What the task asks
In the listing below, find every line containing "screened" and copy it out.

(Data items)

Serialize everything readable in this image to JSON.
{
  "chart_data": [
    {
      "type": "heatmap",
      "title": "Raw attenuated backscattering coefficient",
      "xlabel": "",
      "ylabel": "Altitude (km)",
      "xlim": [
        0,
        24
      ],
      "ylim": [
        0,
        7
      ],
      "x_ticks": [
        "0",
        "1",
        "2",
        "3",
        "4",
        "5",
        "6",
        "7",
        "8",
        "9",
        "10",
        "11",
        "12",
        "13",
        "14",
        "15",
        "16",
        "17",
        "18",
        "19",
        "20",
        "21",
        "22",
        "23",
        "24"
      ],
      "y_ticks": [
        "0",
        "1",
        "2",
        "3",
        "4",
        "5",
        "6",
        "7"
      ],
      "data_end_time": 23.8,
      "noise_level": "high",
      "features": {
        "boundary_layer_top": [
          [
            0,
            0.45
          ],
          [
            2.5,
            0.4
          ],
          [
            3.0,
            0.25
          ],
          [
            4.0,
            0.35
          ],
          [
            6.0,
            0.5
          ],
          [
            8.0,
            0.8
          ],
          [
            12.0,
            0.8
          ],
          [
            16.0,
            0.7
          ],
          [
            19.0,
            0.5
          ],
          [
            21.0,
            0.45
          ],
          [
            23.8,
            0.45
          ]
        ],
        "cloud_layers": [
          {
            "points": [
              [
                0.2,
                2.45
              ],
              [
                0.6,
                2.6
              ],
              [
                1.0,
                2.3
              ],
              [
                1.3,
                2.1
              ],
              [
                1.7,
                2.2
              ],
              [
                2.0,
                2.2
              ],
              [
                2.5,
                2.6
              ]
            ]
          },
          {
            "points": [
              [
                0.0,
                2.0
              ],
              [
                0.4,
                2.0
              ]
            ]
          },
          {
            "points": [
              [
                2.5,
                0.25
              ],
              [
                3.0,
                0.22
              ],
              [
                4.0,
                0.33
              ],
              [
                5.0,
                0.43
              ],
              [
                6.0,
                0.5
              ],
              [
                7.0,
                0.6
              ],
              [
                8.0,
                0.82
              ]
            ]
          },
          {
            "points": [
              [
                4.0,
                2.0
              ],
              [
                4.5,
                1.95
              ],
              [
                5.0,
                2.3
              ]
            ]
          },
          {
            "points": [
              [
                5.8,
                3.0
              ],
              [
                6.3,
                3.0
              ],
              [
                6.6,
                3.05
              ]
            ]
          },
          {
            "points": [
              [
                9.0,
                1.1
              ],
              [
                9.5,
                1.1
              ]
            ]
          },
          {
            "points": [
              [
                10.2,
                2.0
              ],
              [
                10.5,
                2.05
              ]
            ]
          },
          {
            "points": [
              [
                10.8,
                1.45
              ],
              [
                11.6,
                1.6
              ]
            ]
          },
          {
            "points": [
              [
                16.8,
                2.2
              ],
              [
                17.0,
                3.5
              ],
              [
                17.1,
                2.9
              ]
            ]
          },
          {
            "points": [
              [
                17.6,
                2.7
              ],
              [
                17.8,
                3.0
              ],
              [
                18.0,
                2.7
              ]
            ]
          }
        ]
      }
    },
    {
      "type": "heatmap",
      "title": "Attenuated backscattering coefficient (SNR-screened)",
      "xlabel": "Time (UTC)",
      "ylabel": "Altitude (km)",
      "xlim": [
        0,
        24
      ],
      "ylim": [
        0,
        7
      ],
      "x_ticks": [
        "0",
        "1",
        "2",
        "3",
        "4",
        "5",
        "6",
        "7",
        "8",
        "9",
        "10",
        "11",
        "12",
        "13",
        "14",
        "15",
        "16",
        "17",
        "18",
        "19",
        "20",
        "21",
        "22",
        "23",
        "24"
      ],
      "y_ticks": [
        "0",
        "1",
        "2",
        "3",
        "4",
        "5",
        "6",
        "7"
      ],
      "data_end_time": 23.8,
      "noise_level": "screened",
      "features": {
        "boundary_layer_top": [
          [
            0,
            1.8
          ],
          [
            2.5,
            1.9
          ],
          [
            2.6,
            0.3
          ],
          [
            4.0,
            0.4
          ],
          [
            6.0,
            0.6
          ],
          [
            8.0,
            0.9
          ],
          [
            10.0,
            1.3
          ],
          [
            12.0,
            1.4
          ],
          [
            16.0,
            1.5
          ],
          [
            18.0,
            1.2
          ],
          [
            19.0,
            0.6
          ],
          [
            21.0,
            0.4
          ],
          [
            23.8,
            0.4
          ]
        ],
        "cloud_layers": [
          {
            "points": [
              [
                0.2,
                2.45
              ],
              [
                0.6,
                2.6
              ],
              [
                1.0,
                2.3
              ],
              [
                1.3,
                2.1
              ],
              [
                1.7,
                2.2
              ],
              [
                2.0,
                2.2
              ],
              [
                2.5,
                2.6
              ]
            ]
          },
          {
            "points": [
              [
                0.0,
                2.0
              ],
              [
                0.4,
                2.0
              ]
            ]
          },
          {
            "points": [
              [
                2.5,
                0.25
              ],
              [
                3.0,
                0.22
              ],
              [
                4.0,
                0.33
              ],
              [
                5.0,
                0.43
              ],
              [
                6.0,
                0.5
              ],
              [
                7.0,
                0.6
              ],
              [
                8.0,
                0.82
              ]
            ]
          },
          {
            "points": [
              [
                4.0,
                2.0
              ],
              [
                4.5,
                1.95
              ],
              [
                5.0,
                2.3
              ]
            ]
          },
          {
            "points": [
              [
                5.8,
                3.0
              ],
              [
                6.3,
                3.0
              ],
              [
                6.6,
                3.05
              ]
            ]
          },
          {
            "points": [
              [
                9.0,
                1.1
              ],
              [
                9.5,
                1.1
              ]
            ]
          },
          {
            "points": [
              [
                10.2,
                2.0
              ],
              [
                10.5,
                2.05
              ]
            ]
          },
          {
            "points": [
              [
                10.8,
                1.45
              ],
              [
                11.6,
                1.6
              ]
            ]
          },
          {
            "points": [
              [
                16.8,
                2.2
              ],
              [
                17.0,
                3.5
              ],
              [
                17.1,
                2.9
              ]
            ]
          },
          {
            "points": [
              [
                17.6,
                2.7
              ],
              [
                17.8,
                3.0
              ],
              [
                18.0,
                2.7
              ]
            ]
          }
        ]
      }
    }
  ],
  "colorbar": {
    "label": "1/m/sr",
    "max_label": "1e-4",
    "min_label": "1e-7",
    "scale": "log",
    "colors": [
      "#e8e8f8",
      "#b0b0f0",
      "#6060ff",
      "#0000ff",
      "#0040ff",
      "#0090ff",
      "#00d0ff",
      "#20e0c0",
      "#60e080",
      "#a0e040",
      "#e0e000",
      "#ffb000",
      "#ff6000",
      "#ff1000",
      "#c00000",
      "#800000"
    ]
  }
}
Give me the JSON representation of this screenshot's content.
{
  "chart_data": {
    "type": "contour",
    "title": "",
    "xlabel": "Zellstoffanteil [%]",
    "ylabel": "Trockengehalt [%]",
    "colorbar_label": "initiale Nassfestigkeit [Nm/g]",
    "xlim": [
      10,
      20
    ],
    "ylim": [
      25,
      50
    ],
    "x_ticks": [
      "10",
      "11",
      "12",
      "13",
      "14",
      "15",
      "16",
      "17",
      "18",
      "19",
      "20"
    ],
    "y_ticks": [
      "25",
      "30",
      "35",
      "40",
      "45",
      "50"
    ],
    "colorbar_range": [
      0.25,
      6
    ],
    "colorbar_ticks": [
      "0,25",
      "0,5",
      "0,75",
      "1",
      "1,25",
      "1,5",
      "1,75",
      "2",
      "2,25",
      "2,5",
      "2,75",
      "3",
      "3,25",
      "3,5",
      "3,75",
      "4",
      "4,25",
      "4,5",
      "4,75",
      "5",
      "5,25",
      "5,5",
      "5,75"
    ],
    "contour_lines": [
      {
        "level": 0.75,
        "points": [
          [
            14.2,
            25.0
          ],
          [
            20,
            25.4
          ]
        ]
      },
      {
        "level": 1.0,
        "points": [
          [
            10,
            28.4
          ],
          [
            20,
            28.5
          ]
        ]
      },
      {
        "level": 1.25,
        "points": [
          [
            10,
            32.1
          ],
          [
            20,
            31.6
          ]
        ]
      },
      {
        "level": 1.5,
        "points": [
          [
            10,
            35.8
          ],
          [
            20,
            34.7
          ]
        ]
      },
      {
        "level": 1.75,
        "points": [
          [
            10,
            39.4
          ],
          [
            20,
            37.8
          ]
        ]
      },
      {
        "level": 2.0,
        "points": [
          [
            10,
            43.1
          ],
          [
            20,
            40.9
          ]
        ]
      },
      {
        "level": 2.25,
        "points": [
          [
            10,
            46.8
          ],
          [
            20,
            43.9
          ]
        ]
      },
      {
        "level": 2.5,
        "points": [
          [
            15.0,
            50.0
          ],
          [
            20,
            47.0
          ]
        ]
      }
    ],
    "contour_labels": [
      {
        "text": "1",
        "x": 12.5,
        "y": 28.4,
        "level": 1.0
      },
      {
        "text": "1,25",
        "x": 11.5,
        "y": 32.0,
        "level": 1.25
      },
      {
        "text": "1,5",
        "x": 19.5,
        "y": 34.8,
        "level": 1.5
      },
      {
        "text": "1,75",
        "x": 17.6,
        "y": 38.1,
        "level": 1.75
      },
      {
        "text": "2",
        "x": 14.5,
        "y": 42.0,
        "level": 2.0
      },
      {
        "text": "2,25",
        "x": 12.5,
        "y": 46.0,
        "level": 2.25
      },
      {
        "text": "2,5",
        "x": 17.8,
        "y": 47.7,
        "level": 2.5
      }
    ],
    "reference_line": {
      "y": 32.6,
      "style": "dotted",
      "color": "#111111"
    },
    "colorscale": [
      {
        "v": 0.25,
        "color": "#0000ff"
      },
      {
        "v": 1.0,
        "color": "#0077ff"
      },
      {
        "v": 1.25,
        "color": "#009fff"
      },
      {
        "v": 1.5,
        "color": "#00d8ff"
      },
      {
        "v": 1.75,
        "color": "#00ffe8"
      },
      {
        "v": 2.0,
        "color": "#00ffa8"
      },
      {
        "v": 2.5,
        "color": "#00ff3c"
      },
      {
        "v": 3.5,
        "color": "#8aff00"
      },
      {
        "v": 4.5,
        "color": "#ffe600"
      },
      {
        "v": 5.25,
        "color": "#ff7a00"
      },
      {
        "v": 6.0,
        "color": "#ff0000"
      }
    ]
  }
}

Written reply
      "title": "Attenuated backscattering coefficient (SNR-screened)",
      "noise_level": "screened",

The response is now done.